== Data rows
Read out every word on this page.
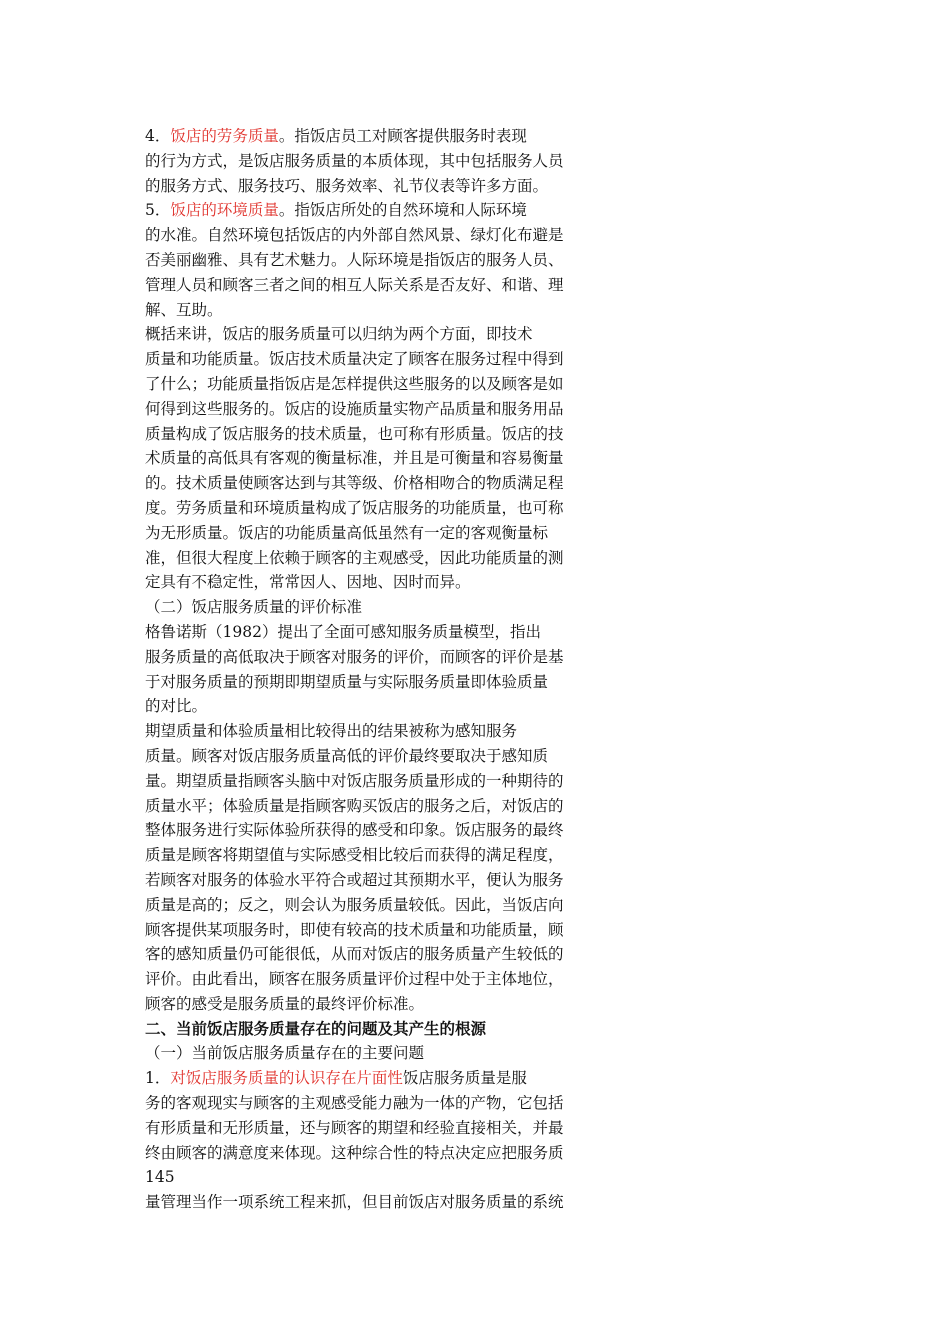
4．饭店的劳务质量。指饭店员工对顾客提供服务时表现
的行为方式，是饭店服务质量的本质体现，其中包括服务人员
的服务方式、服务技巧、服务效率、礼节仪表等许多方面。
5．饭店的环境质量。指饭店所处的自然环境和人际环境
的水准。自然环境包括饭店的内外部自然风景、绿灯化布避是
否美丽幽雅、具有艺术魅力。人际环境是指饭店的服务人员、
管理人员和顾客三者之间的相互人际关系是否友好、和谐、理
解、互助。
概括来讲，饭店的服务质量可以归纳为两个方面，即技术
质量和功能质量。饭店技术质量决定了顾客在服务过程中得到
了什么；功能质量指饭店是怎样提供这些服务的以及顾客是如
何得到这些服务的。饭店的设施质量实物产品质量和服务用品
质量构成了饭店服务的技术质量，也可称有形质量。饭店的技
术质量的高低具有客观的衡量标准，并且是可衡量和容易衡量
的。技术质量使顾客达到与其等级、价格相吻合的物质满足程
度。劳务质量和环境质量构成了饭店服务的功能质量，也可称
为无形质量。饭店的功能质量高低虽然有一定的客观衡量标
准，但很大程度上依赖于顾客的主观感受，因此功能质量的测
定具有不稳定性，常常因人、因地、因时而异。
（二）饭店服务质量的评价标准
格鲁诺斯（1982）提出了全面可感知服务质量模型，指出
服务质量的高低取决于顾客对服务的评价，而顾客的评价是基
于对服务质量的预期即期望质量与实际服务质量即体验质量
的对比。
期望质量和体验质量相比较得出的结果被称为感知服务
质量。顾客对饭店服务质量高低的评价最终要取决于感知质
量。期望质量指顾客头脑中对饭店服务质量形成的一种期待的
质量水平；体验质量是指顾客购买饭店的服务之后，对饭店的
整体服务进行实际体验所获得的感受和印象。饭店服务的最终
质量是顾客将期望值与实际感受相比较后而获得的满足程度，
若顾客对服务的体验水平符合或超过其预期水平，便认为服务
质量是高的；反之，则会认为服务质量较低。因此，当饭店向
顾客提供某项服务时，即使有较高的技术质量和功能质量，顾
客的感知质量仍可能很低，从而对饭店的服务质量产生较低的
评价。由此看出，顾客在服务质量评价过程中处于主体地位，
顾客的感受是服务质量的最终评价标准。
二、当前饭店服务质量存在的问题及其产生的根源
（一）当前饭店服务质量存在的主要问题
1．对饭店服务质量的认识存在片面性饭店服务质量是服
务的客观现实与顾客的主观感受能力融为一体的产物，它包括
有形质量和无形质量，还与顾客的期望和经验直接相关，并最
终由顾客的满意度来体现。这种综合性的特点决定应把服务质
145
量管理当作一项系统工程来抓，但目前饭店对服务质量的系统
====
» What is being asked: Exactly as written, return every line of the listing, but not the pictures.

» Expected answer:
Read out every word on this page.
4．饭店的劳务质量。指饭店员工对顾客提供服务时表现
的行为方式，是饭店服务质量的本质体现，其中包括服务人员
的服务方式、服务技巧、服务效率、礼节仪表等许多方面。
5．饭店的环境质量。指饭店所处的自然环境和人际环境
的水准。自然环境包括饭店的内外部自然风景、绿灯化布避是
否美丽幽雅、具有艺术魅力。人际环境是指饭店的服务人员、
管理人员和顾客三者之间的相互人际关系是否友好、和谐、理
解、互助。
概括来讲，饭店的服务质量可以归纳为两个方面，即技术
质量和功能质量。饭店技术质量决定了顾客在服务过程中得到
了什么；功能质量指饭店是怎样提供这些服务的以及顾客是如
何得到这些服务的。饭店的设施质量实物产品质量和服务用品
质量构成了饭店服务的技术质量，也可称有形质量。饭店的技
术质量的高低具有客观的衡量标准，并且是可衡量和容易衡量
的。技术质量使顾客达到与其等级、价格相吻合的物质满足程
度。劳务质量和环境质量构成了饭店服务的功能质量，也可称
为无形质量。饭店的功能质量高低虽然有一定的客观衡量标
准，但很大程度上依赖于顾客的主观感受，因此功能质量的测
定具有不稳定性，常常因人、因地、因时而异。
（二）饭店服务质量的评价标准
格鲁诺斯（1982）提出了全面可感知服务质量模型，指出
服务质量的高低取决于顾客对服务的评价，而顾客的评价是基
于对服务质量的预期即期望质量与实际服务质量即体验质量
的对比。
期望质量和体验质量相比较得出的结果被称为感知服务
质量。顾客对饭店服务质量高低的评价最终要取决于感知质
量。期望质量指顾客头脑中对饭店服务质量形成的一种期待的
质量水平；体验质量是指顾客购买饭店的服务之后，对饭店的
整体服务进行实际体验所获得的感受和印象。饭店服务的最终
质量是顾客将期望值与实际感受相比较后而获得的满足程度，
若顾客对服务的体验水平符合或超过其预期水平，便认为服务
质量是高的；反之，则会认为服务质量较低。因此，当饭店向
顾客提供某项服务时，即使有较高的技术质量和功能质量，顾
客的感知质量仍可能很低，从而对饭店的服务质量产生较低的
评价。由此看出，顾客在服务质量评价过程中处于主体地位，
顾客的感受是服务质量的最终评价标准。
二、当前饭店服务质量存在的问题及其产生的根源
（一）当前饭店服务质量存在的主要问题
1．对饭店服务质量的认识存在片面性饭店服务质量是服
务的客观现实与顾客的主观感受能力融为一体的产物，它包括
有形质量和无形质量，还与顾客的期望和经验直接相关，并最
终由顾客的满意度来体现。这种综合性的特点决定应把服务质
145
量管理当作一项系统工程来抓，但目前饭店对服务质量的系统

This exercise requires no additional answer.